◆ **Goal**:
Strip the pictures and reproduce the rest of the listing exactly.

◇ ◇ ◇ ◇

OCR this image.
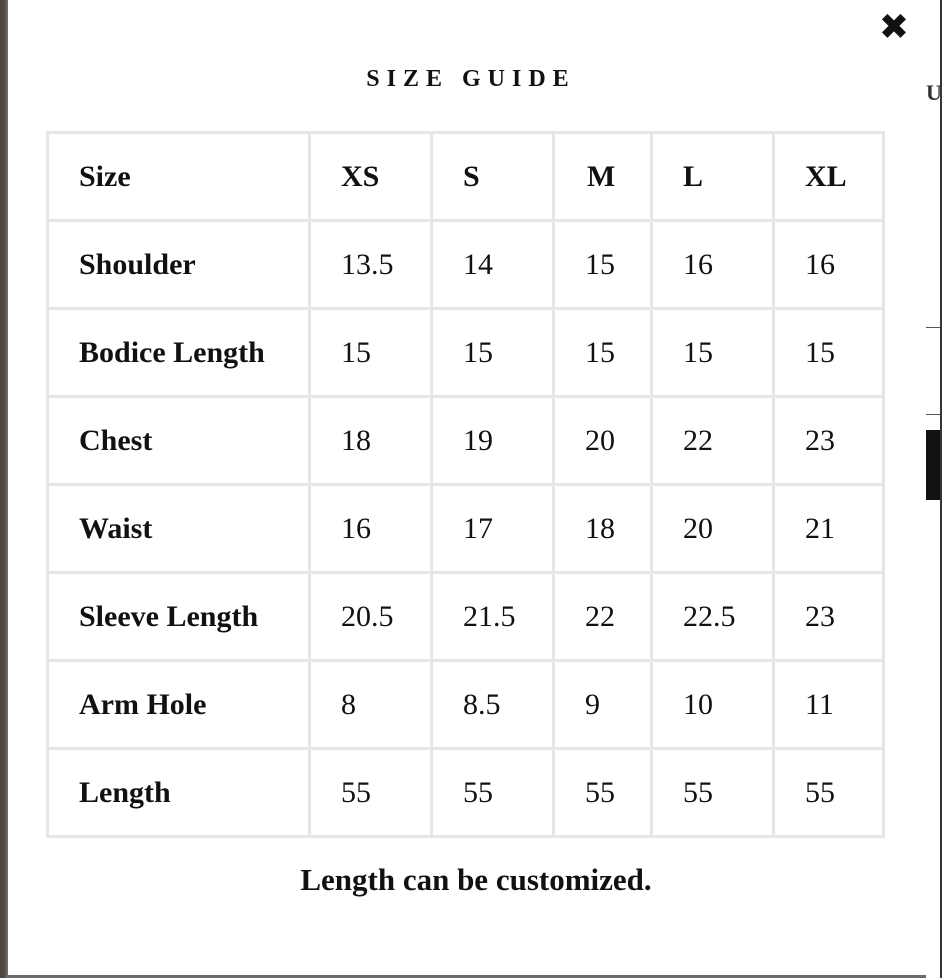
U
✖
SIZE GUIDE
Size	XS	S	M	L	XL
Shoulder	13.5	14	15	16	16
Bodice Length	15	15	15	15	15
Chest	18	19	20	22	23
Waist	16	17	18	20	21
Sleeve Length	20.5	21.5	22	22.5	23
Arm Hole	8	8.5	9	10	11
Length	55	55	55	55	55
Length can be customized.
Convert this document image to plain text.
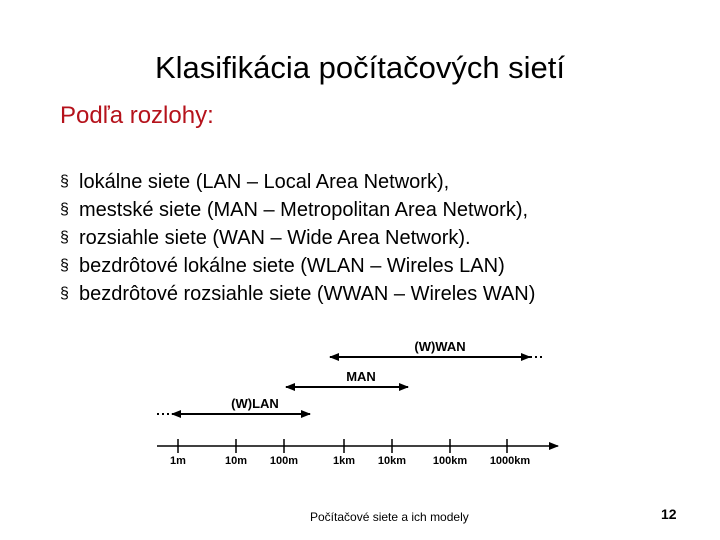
Klasifikácia počítačových sietí
Podľa rozlohy:
§ lokálne siete (LAN – Local Area Network),
§ mestské siete (MAN – Metropolitan Area Network),
§ rozsiahle siete (WAN – Wide Area Network).
§ bezdrôtové lokálne siete (WLAN – Wireles LAN)
§ bezdrôtové rozsiahle siete (WWAN – Wireles WAN)
(W)WAN
MAN
(W)LAN
1m	10m 100m	1km 10km 100km 1000km
Počítačové siete a ich modely	12
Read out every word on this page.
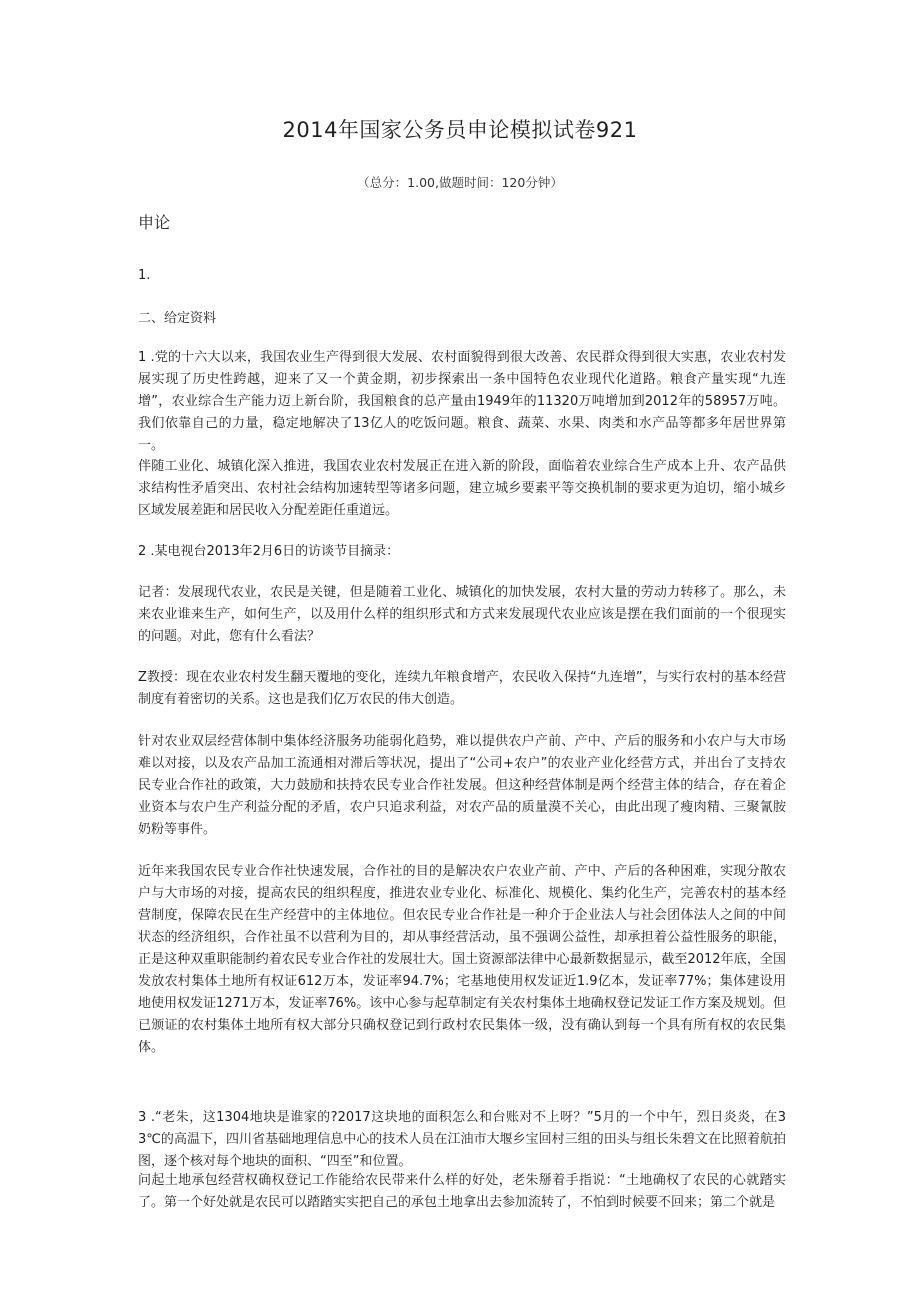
2014年国家公务员申论模拟试卷921
（总分：1.00,做题时间：120分钟）
申论
1.
二、给定资料
1 .党的十六大以来，我国农业生产得到很大发展、农村面貌得到很大改善、农民群众得到很大实惠，农业农村发展实现了历史性跨越，迎来了又一个黄金期，初步探索出一条中国特色农业现代化道路。粮食产量实现“九连增”，农业综合生产能力迈上新台阶，我国粮食的总产量由1949年的11320万吨增加到2012年的58957万吨。我们依靠自己的力量，稳定地解决了13亿人的吃饭问题。粮食、蔬菜、水果、肉类和水产品等都多年居世界第一。
伴随工业化、城镇化深入推进，我国农业农村发展正在进入新的阶段，面临着农业综合生产成本上升、农产品供求结构性矛盾突出、农村社会结构加速转型等诸多问题，建立城乡要素平等交换机制的要求更为迫切，缩小城乡区域发展差距和居民收入分配差距任重道远。
2 .某电视台2013年2月6日的访谈节目摘录：
记者：发展现代农业，农民是关键，但是随着工业化、城镇化的加快发展，农村大量的劳动力转移了。那么，未来农业谁来生产，如何生产，以及用什么样的组织形式和方式来发展现代农业应该是摆在我们面前的一个很现实的问题。对此，您有什么看法？
Z教授：现在农业农村发生翻天覆地的变化，连续九年粮食增产，农民收入保持“九连增”，与实行农村的基本经营制度有着密切的关系。这也是我们亿万农民的伟大创造。
针对农业双层经营体制中集体经济服务功能弱化趋势，难以提供农户产前、产中、产后的服务和小农户与大市场难以对接，以及农产品加工流通相对滞后等状况，提出了“公司+农户”的农业产业化经营方式，并出台了支持农民专业合作社的政策，大力鼓励和扶持农民专业合作社发展。但这种经营体制是两个经营主体的结合，存在着企业资本与农户生产利益分配的矛盾，农户只追求利益，对农产品的质量漠不关心，由此出现了瘦肉精、三聚氰胺奶粉等事件。
近年来我国农民专业合作社快速发展，合作社的目的是解决农户农业产前、产中、产后的各种困难，实现分散农户与大市场的对接，提高农民的组织程度，推进农业专业化、标准化、规模化、集约化生产，完善农村的基本经营制度，保障农民在生产经营中的主体地位。但农民专业合作社是一种介于企业法人与社会团体法人之间的中间状态的经济组织，合作社虽不以营利为目的，却从事经营活动，虽不强调公益性，却承担着公益性服务的职能，正是这种双重职能制约着农民专业合作社的发展壮大。国土资源部法律中心最新数据显示，截至2012年底，全国发放农村集体土地所有权证612万本，发证率94.7%；宅基地使用权发证近1.9亿本，发证率77%；集体建设用地使用权发证1271万本，发证率76%。该中心参与起草制定有关农村集体土地确权登记发证工作方案及规划。但已颁证的农村集体土地所有权大部分只确权登记到行政村农民集体一级，没有确认到每一个具有所有权的农民集体。
3 .“老朱，这1304地块是谁家的?2017这块地的面积怎么和台账对不上呀？”5月的一个中午，烈日炎炎，在33℃的高温下，四川省基础地理信息中心的技术人员在江油市大堰乡宝回村三组的田头与组长朱碧文在比照着航拍图，逐个核对每个地块的面积、“四至”和位置。
问起土地承包经营权确权登记工作能给农民带来什么样的好处，老朱掰着手指说：“土地确权了农民的心就踏实了。第一个好处就是农民可以踏踏实实把自己的承包土地拿出去参加流转了，不怕到时候要不回来；第二个就是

◇ ◇ ◇ ◇

◆ **Problem solution**:
OCR this image.
U
✖
SIZE GUIDE
Size	XS	S	M	L	XL
Shoulder	13.5	14	15	16	16
Bodice Length	15	15	15	15	15
Chest	18	19	20	22	23
Waist	16	17	18	20	21
Sleeve Length	20.5	21.5	22	22.5	23
Arm Hole	8	8.5	9	10	11
Length	55	55	55	55	55
Length can be customized.
Convert this document image to plain text.
Klasifikácia počítačových sietí
Podľa rozlohy:
§ lokálne siete (LAN – Local Area Network),
§ mestské siete (MAN – Metropolitan Area Network),
§ rozsiahle siete (WAN – Wide Area Network).
§ bezdrôtové lokálne siete (WLAN – Wireles LAN)
§ bezdrôtové rozsiahle siete (WWAN – Wireles WAN)
(W)WAN
MAN
(W)LAN
1m	10m 100m	1km 10km 100km 1000km
Počítačové siete a ich modely	12
Read out every word on this page.
2014年国家公务员申论模拟试卷921
（总分：1.00,做题时间：120分钟）
申论
1.
二、给定资料
1 .党的十六大以来，我国农业生产得到很大发展、农村面貌得到很大改善、农民群众得到很大实惠，农业农村发展实现了历史性跨越，迎来了又一个黄金期，初步探索出一条中国特色农业现代化道路。粮食产量实现“九连增”，农业综合生产能力迈上新台阶，我国粮食的总产量由1949年的11320万吨增加到2012年的58957万吨。我们依靠自己的力量，稳定地解决了13亿人的吃饭问题。粮食、蔬菜、水果、肉类和水产品等都多年居世界第一。
伴随工业化、城镇化深入推进，我国农业农村发展正在进入新的阶段，面临着农业综合生产成本上升、农产品供求结构性矛盾突出、农村社会结构加速转型等诸多问题，建立城乡要素平等交换机制的要求更为迫切，缩小城乡区域发展差距和居民收入分配差距任重道远。
2 .某电视台2013年2月6日的访谈节目摘录：
记者：发展现代农业，农民是关键，但是随着工业化、城镇化的加快发展，农村大量的劳动力转移了。那么，未来农业谁来生产，如何生产，以及用什么样的组织形式和方式来发展现代农业应该是摆在我们面前的一个很现实的问题。对此，您有什么看法？
Z教授：现在农业农村发生翻天覆地的变化，连续九年粮食增产，农民收入保持“九连增”，与实行农村的基本经营制度有着密切的关系。这也是我们亿万农民的伟大创造。
针对农业双层经营体制中集体经济服务功能弱化趋势，难以提供农户产前、产中、产后的服务和小农户与大市场难以对接，以及农产品加工流通相对滞后等状况，提出了“公司+农户”的农业产业化经营方式，并出台了支持农民专业合作社的政策，大力鼓励和扶持农民专业合作社发展。但这种经营体制是两个经营主体的结合，存在着企业资本与农户生产利益分配的矛盾，农户只追求利益，对农产品的质量漠不关心，由此出现了瘦肉精、三聚氰胺奶粉等事件。
近年来我国农民专业合作社快速发展，合作社的目的是解决农户农业产前、产中、产后的各种困难，实现分散农户与大市场的对接，提高农民的组织程度，推进农业专业化、标准化、规模化、集约化生产，完善农村的基本经营制度，保障农民在生产经营中的主体地位。但农民专业合作社是一种介于企业法人与社会团体法人之间的中间状态的经济组织，合作社虽不以营利为目的，却从事经营活动，虽不强调公益性，却承担着公益性服务的职能，正是这种双重职能制约着农民专业合作社的发展壮大。国土资源部法律中心最新数据显示，截至2012年底，全国发放农村集体土地所有权证612万本，发证率94.7%；宅基地使用权发证近1.9亿本，发证率77%；集体建设用地使用权发证1271万本，发证率76%。该中心参与起草制定有关农村集体土地确权登记发证工作方案及规划。但已颁证的农村集体土地所有权大部分只确权登记到行政村农民集体一级，没有确认到每一个具有所有权的农民集体。
3 .“老朱，这1304地块是谁家的?2017这块地的面积怎么和台账对不上呀？”5月的一个中午，烈日炎炎，在33℃的高温下，四川省基础地理信息中心的技术人员在江油市大堰乡宝回村三组的田头与组长朱碧文在比照着航拍图，逐个核对每个地块的面积、“四至”和位置。
问起土地承包经营权确权登记工作能给农民带来什么样的好处，老朱掰着手指说：“土地确权了农民的心就踏实了。第一个好处就是农民可以踏踏实实把自己的承包土地拿出去参加流转了，不怕到时候要不回来；第二个就是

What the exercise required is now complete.